• EXERCISE PROMPT: A line counts if it contains the string "stories"; say how many such lines there are, giving only the number.

[Stored entries]

+++++

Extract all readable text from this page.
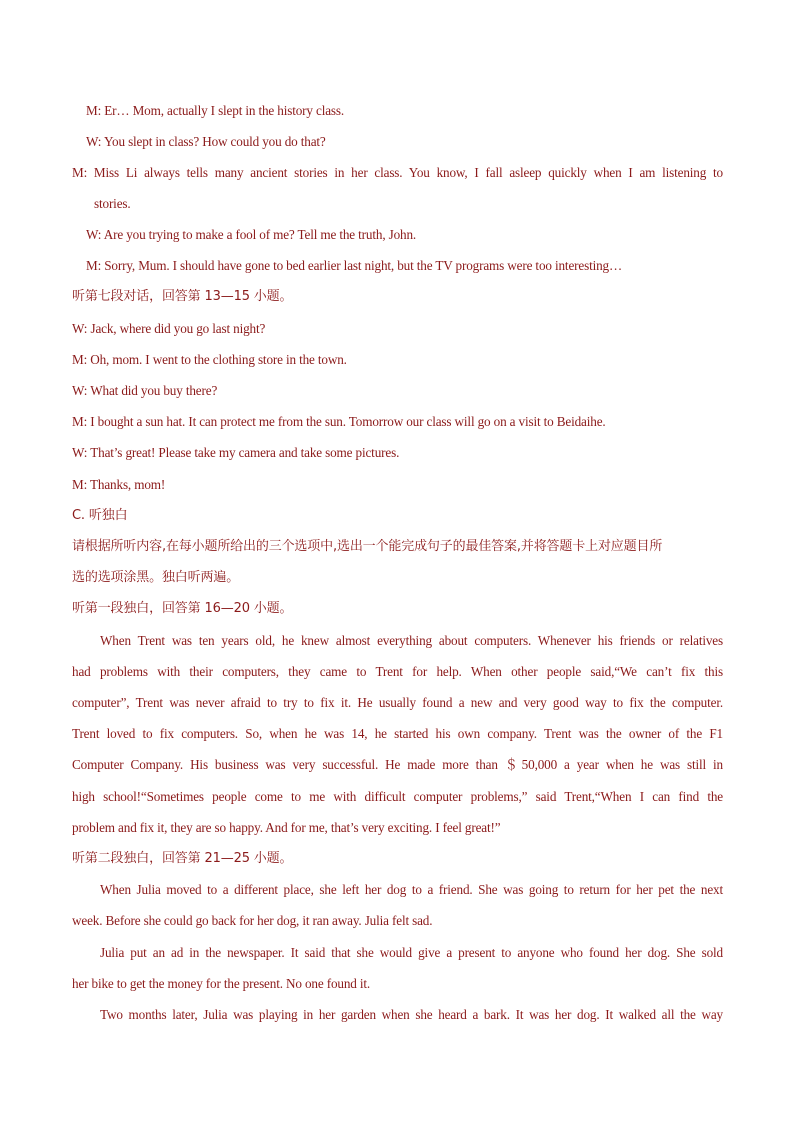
M: Er… Mom, actually I slept in the history class.
W: You slept in class? How could you do that?
M: Miss Li always tells many ancient stories in her class. You know, I fall asleep quickly when I am listening to
stories.
W: Are you trying to make a fool of me? Tell me the truth, John.
M: Sorry, Mum. I should have gone to bed earlier last night, but the TV programs were too interesting…
听第七段对话，回答第 13—15 小题。
W: Jack, where did you go last night?
M: Oh, mom. I went to the clothing store in the town.
W: What did you buy there?
M: I bought a sun hat. It can protect me from the sun. Tomorrow our class will go on a visit to Beidaihe.
W: That’s great! Please take my camera and take some pictures.
M: Thanks, mom!
C. 听独白
请根据所听内容,在每小题所给出的三个选项中,选出一个能完成句子的最佳答案,并将答题卡上对应题目所
选的选项涂黑。独白听两遍。
听第一段独白，回答第 16—20 小题。
When Trent was ten years old, he knew almost everything about computers. Whenever his friends or relatives
had problems with their computers, they came to Trent for help. When other people said,“We can’t fix this
computer”, Trent was never afraid to try to fix it. He usually found a new and very good way to fix the computer.
Trent loved to fix computers. So, when he was 14, he started his own company. Trent was the owner of the F1
Computer Company. His business was very successful. He made more than ＄50,000 a year when he was still in
high school!“Sometimes people come to me with difficult computer problems,” said Trent,“When I can find the
problem and fix it, they are so happy. And for me, that’s very exciting. I feel great!”
听第二段独白，回答第 21—25 小题。
When Julia moved to a different place, she left her dog to a friend. She was going to return for her pet the next
week. Before she could go back for her dog, it ran away. Julia felt sad.
Julia put an ad in the newspaper. It said that she would give a present to anyone who found her dog. She sold
her bike to get the money for the present. No one found it.
Two months later, Julia was playing in her garden when she heard a bark. It was her dog. It walked all the way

+++++

• SOLVED PROBLEM: 2